[Entries from a dataset of interfaces]
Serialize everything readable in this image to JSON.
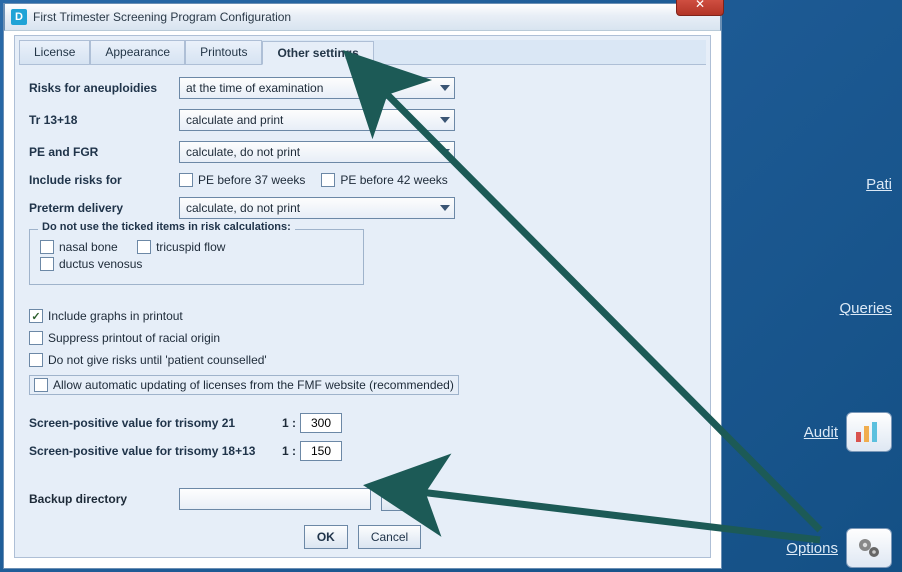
{
  "window": {
    "title": "First Trimester Screening Program Configuration"
  },
  "tabs": {
    "license": "License",
    "appearance": "Appearance",
    "printouts": "Printouts",
    "other": "Other settings"
  },
  "labels": {
    "risks_aneuploidies": "Risks for aneuploidies",
    "tr1318": "Tr 13+18",
    "pefgr": "PE and FGR",
    "include_risks_for": "Include risks for",
    "preterm": "Preterm delivery",
    "group_title": "Do not use the ticked items in risk calculations:",
    "nasal": "nasal bone",
    "tricuspid": "tricuspid flow",
    "ductus": "ductus venosus",
    "pe37": "PE before 37 weeks",
    "pe42": "PE before 42 weeks",
    "graphs": "Include graphs in printout",
    "suppress": "Suppress printout of racial origin",
    "counselled": "Do not give risks until 'patient counselled'",
    "autoupd": "Allow automatic updating of licenses from the FMF website (recommended)",
    "spv21": "Screen-positive value for trisomy 21",
    "spv1813": "Screen-positive value for trisomy 18+13",
    "ratio": "1 :",
    "backup": "Backup directory",
    "browse": "...",
    "ok": "OK",
    "cancel": "Cancel"
  },
  "combos": {
    "risks_aneuploidies": "at the time of examination",
    "tr1318": "calculate and print",
    "pefgr": "calculate, do not print",
    "preterm": "calculate, do not print"
  },
  "values": {
    "spv21": "300",
    "spv1813": "150",
    "backup_dir": ""
  },
  "sidebar": {
    "patients": "Pati",
    "queries": "Queries",
    "audit": "Audit",
    "options": "Options"
  }
}
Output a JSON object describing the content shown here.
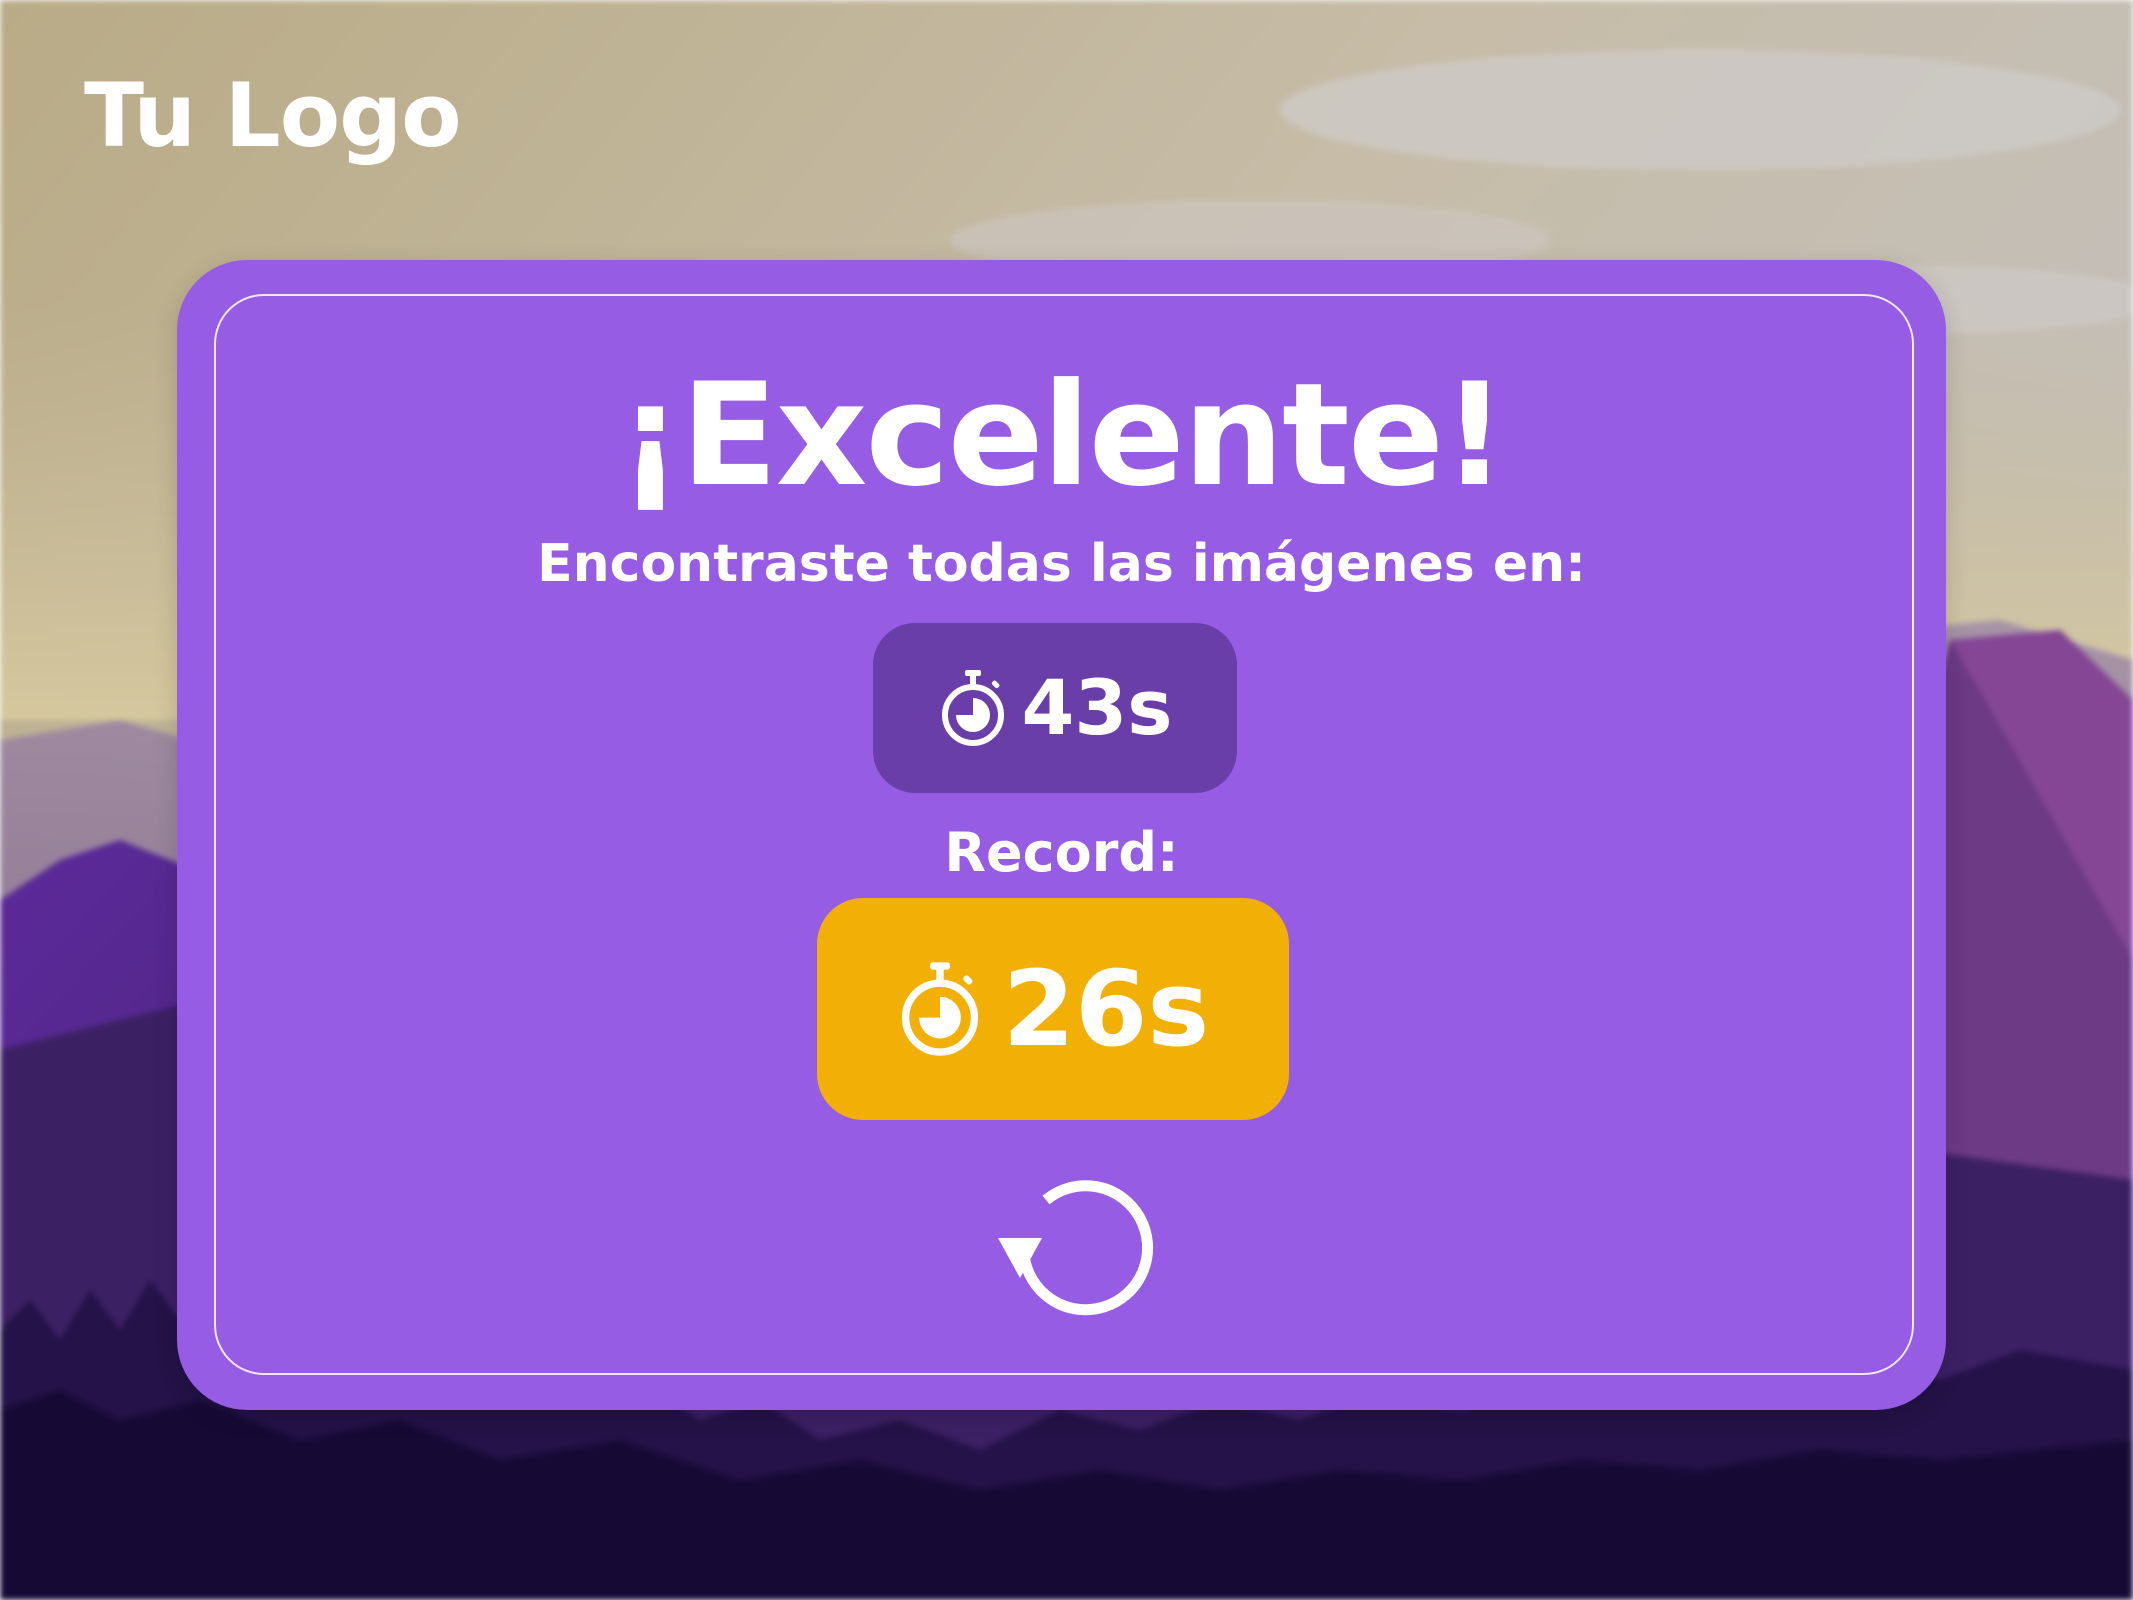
{
  "logo": {
    "text": "Tu Logo"
  },
  "panel": {
    "title": "¡Excelente!",
    "subtitle": "Encontraste todas las imágenes en:",
    "time": {
      "icon": "stopwatch-icon",
      "value": "43s"
    },
    "record_label": "Record:",
    "record": {
      "icon": "stopwatch-icon",
      "value": "26s"
    },
    "replay": {
      "icon": "replay-icon"
    }
  },
  "colors": {
    "panel": "#965ce4",
    "time_badge": "#6a3ea8",
    "record_badge": "#f2b007",
    "text": "#ffffff",
    "sky_top": "#c2bba3",
    "mountain": "#6e3b8f",
    "forest": "#160a35"
  }
}
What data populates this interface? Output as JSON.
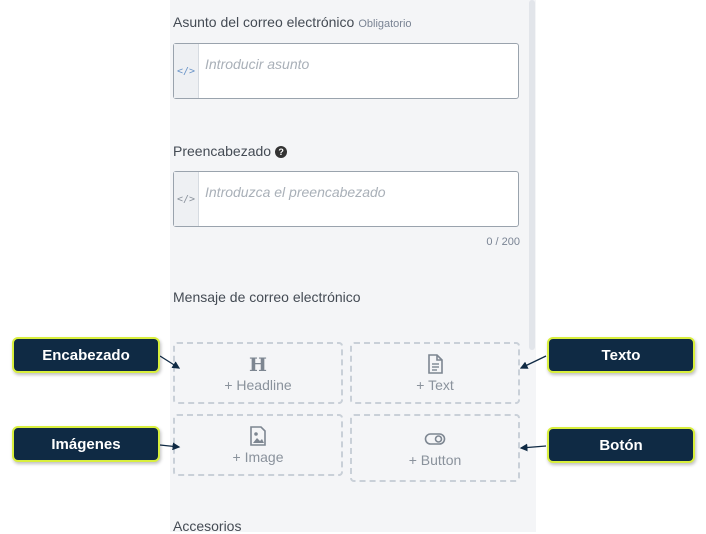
{
  "subject": {
    "label": "Asunto del correo electrónico",
    "required": "Obligatorio",
    "placeholder": "Introducir asunto"
  },
  "preheader": {
    "label": "Preencabezado",
    "placeholder": "Introduzca el preencabezado",
    "counter": "0 / 200"
  },
  "message": {
    "label": "Mensaje de correo electrónico",
    "blocks": {
      "headline": "+ Headline",
      "text": "+ Text",
      "image": "+ Image",
      "button": "+ Button"
    }
  },
  "attachments": {
    "label": "Accesorios"
  },
  "callouts": {
    "headline": "Encabezado",
    "text": "Texto",
    "images": "Imágenes",
    "button": "Botón"
  },
  "colors": {
    "callout_bg": "#0f2a44",
    "callout_border": "#d9ef3d",
    "panel_bg": "#f4f5f7"
  }
}
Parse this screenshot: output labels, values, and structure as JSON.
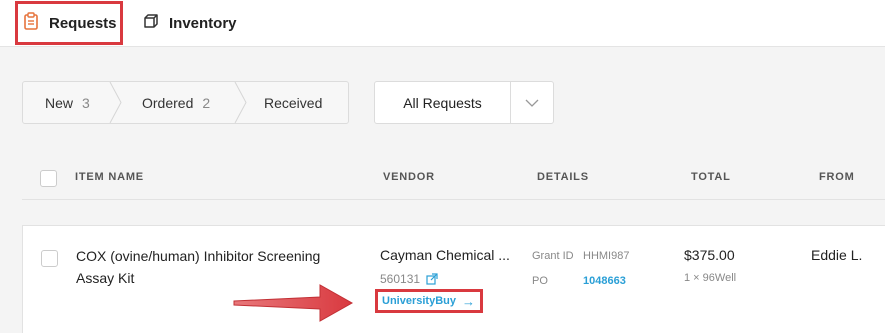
{
  "tabs": [
    {
      "label": "Requests",
      "icon": "clipboard-icon",
      "active": true
    },
    {
      "label": "Inventory",
      "icon": "box-icon",
      "active": false
    }
  ],
  "status_steps": [
    {
      "label": "New",
      "count": "3"
    },
    {
      "label": "Ordered",
      "count": "2"
    },
    {
      "label": "Received",
      "count": ""
    }
  ],
  "filter": {
    "selected": "All Requests"
  },
  "columns": {
    "item_name": "ITEM NAME",
    "vendor": "VENDOR",
    "details": "DETAILS",
    "total": "TOTAL",
    "from": "FROM"
  },
  "row": {
    "item_name": "COX (ovine/human) Inhibitor Screening Assay Kit",
    "vendor": "Cayman Chemical ...",
    "catalog_number": "560131",
    "vendor_link": "UniversityBuy",
    "grant_id_label": "Grant ID",
    "grant_id": "HHMI987",
    "po_label": "PO",
    "po": "1048663",
    "total": "$375.00",
    "quantity": "1 × 96Well",
    "from": "Eddie L."
  },
  "colors": {
    "accent": "#2a9fd6",
    "annotation": "#d9393f",
    "tab_icon": "#e6733c"
  }
}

▸ THE TASK:
Print the records again exactly, pictures excluded.

▸ WRITTEN REPLY:
Serialize everything readable in this image to JSON.
{
  "window": {
    "title": "First Trimester Screening Program Configuration"
  },
  "tabs": {
    "license": "License",
    "appearance": "Appearance",
    "printouts": "Printouts",
    "other": "Other settings"
  },
  "labels": {
    "risks_aneuploidies": "Risks for aneuploidies",
    "tr1318": "Tr 13+18",
    "pefgr": "PE and FGR",
    "include_risks_for": "Include risks for",
    "preterm": "Preterm delivery",
    "group_title": "Do not use the ticked items in risk calculations:",
    "nasal": "nasal bone",
    "tricuspid": "tricuspid flow",
    "ductus": "ductus venosus",
    "pe37": "PE before 37 weeks",
    "pe42": "PE before 42 weeks",
    "graphs": "Include graphs in printout",
    "suppress": "Suppress printout of racial origin",
    "counselled": "Do not give risks until 'patient counselled'",
    "autoupd": "Allow automatic updating of licenses from the FMF website (recommended)",
    "spv21": "Screen-positive value for trisomy 21",
    "spv1813": "Screen-positive value for trisomy 18+13",
    "ratio": "1 :",
    "backup": "Backup directory",
    "browse": "...",
    "ok": "OK",
    "cancel": "Cancel"
  },
  "combos": {
    "risks_aneuploidies": "at the time of examination",
    "tr1318": "calculate and print",
    "pefgr": "calculate, do not print",
    "preterm": "calculate, do not print"
  },
  "values": {
    "spv21": "300",
    "spv1813": "150",
    "backup_dir": ""
  },
  "sidebar": {
    "patients": "Pati",
    "queries": "Queries",
    "audit": "Audit",
    "options": "Options"
  }
}
Output a JSON object describing the content shown here.
{
  "logo": {
    "text": "Tu Logo"
  },
  "panel": {
    "title": "¡Excelente!",
    "subtitle": "Encontraste todas las imágenes en:",
    "time": {
      "icon": "stopwatch-icon",
      "value": "43s"
    },
    "record_label": "Record:",
    "record": {
      "icon": "stopwatch-icon",
      "value": "26s"
    },
    "replay": {
      "icon": "replay-icon"
    }
  },
  "colors": {
    "panel": "#965ce4",
    "time_badge": "#6a3ea8",
    "record_badge": "#f2b007",
    "text": "#ffffff",
    "sky_top": "#c2bba3",
    "mountain": "#6e3b8f",
    "forest": "#160a35"
  }
}
What data populates this interface? Output as JSON.
{
  "subject": {
    "label": "Asunto del correo electrónico",
    "required": "Obligatorio",
    "placeholder": "Introducir asunto"
  },
  "preheader": {
    "label": "Preencabezado",
    "placeholder": "Introduzca el preencabezado",
    "counter": "0 / 200"
  },
  "message": {
    "label": "Mensaje de correo electrónico",
    "blocks": {
      "headline": "+ Headline",
      "text": "+ Text",
      "image": "+ Image",
      "button": "+ Button"
    }
  },
  "attachments": {
    "label": "Accesorios"
  },
  "callouts": {
    "headline": "Encabezado",
    "text": "Texto",
    "images": "Imágenes",
    "button": "Botón"
  },
  "colors": {
    "callout_bg": "#0f2a44",
    "callout_border": "#d9ef3d",
    "panel_bg": "#f4f5f7"
  }
}
Parse this screenshot: output labels, values, and structure as JSON.
{
  "tabs": [
    {
      "label": "Requests",
      "icon": "clipboard-icon",
      "active": true
    },
    {
      "label": "Inventory",
      "icon": "box-icon",
      "active": false
    }
  ],
  "status_steps": [
    {
      "label": "New",
      "count": "3"
    },
    {
      "label": "Ordered",
      "count": "2"
    },
    {
      "label": "Received",
      "count": ""
    }
  ],
  "filter": {
    "selected": "All Requests"
  },
  "columns": {
    "item_name": "ITEM NAME",
    "vendor": "VENDOR",
    "details": "DETAILS",
    "total": "TOTAL",
    "from": "FROM"
  },
  "row": {
    "item_name": "COX (ovine/human) Inhibitor Screening Assay Kit",
    "vendor": "Cayman Chemical ...",
    "catalog_number": "560131",
    "vendor_link": "UniversityBuy",
    "grant_id_label": "Grant ID",
    "grant_id": "HHMI987",
    "po_label": "PO",
    "po": "1048663",
    "total": "$375.00",
    "quantity": "1 × 96Well",
    "from": "Eddie L."
  },
  "colors": {
    "accent": "#2a9fd6",
    "annotation": "#d9393f",
    "tab_icon": "#e6733c"
  }
}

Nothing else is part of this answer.